Instructions to follow — Search the material below for the word "للحافظ" and copy every line in which it occurs.
────────────────────────────────────────
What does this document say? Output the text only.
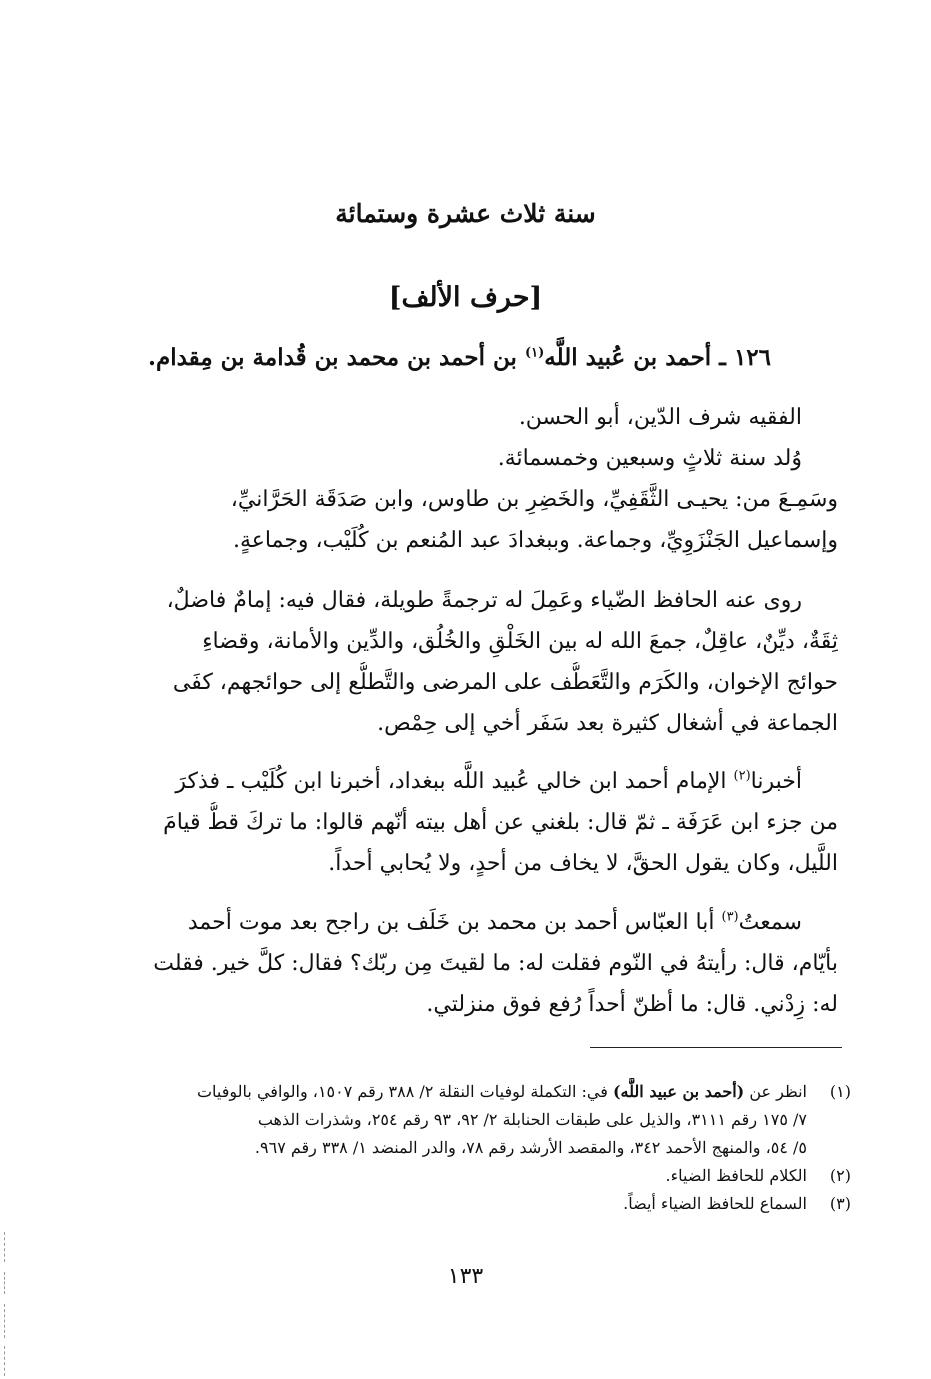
سنة ثلاث عشرة وستمائة
[حرف الألف]
١٢٦ ـ أحمد بن عُبيد اللَّه$^{(١)}$ بن أحمد بن محمد بن قُدامة بن مِقدام.
الفقيه شرف الدّين، أبو الحسن.
وُلد سنة ثلاثٍ وسبعين وخمسمائة.
وسَمِـعَ من: يحيـى الثَّقَفِيِّ، والخَضِرِ بن طاوس، وابن صَدَقَة الحَرَّانيِّ،
وإسماعيل الجَنْزَوِيِّ، وجماعة. وببغدادَ عبد المُنعم بن كُلَيْب، وجماعةٍ.
روى عنه الحافظ الضّياء وعَمِلَ له ترجمةً طويلة، فقال فيه: إمامٌ فاضلٌ،
ثِقَةٌ، ديِّنٌ، عاقِلٌ، جمعَ الله له بين الخَلْقِ والخُلُق، والدِّين والأمانة، وقضاءِ
حوائج الإخوان، والكَرَم والتَّعَطُّف على المرضى والتَّطلُّع إلى حوائجهم، كفَى
الجماعة في أشغال كثيرة بعد سَفَر أخي إلى حِمْص.
أخبرنا$^{(٢)}$ الإمام أحمد ابن خالي عُبيد اللَّه ببغداد، أخبرنا ابن كُلَيْب ـ فذكرَ
من جزء ابن عَرَفَة ـ ثمّ قال: بلغني عن أهل بيته أنّهم قالوا: ما تركَ قطُّ قيامَ
اللَّيل، وكان يقول الحقَّ، لا يخاف من أحدٍ، ولا يُحابي أحداً.
سمعتُ$^{(٣)}$ أبا العبّاس أحمد بن محمد بن خَلَف بن راجح بعد موت أحمد
بأيّام، قال: رأيتهُ في النّوم فقلت له: ما لقيتَ مِن ربّك؟ فقال: كلَّ خير. فقلت
له: زِدْني. قال: ما أظنّ أحداً رُفع فوق منزلتي.
(١)
انظر عن (أحمد بن عبيد اللَّه) في: التكملة لوفيات النقلة ٢/ ٣٨٨ رقم ١٥٠٧، والوافي بالوفيات
٧/ ١٧٥ رقم ٣١١١، والذيل على طبقات الحنابلة ٢/ ٩٢، ٩٣ رقم ٢٥٤، وشذرات الذهب
٥/ ٥٤، والمنهج الأحمد ٣٤٢، والمقصد الأرشد رقم ٧٨، والدر المنضد ١/ ٣٣٨ رقم ٩٦٧.
(٢)
الكلام للحافظ الضياء.
(٣)
السماع للحافظ الضياء أيضاً.
١٣٣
────────────────────────────────────────
Response below —
الكلام للحافظ الضياء.
السماع للحافظ الضياء أيضاً.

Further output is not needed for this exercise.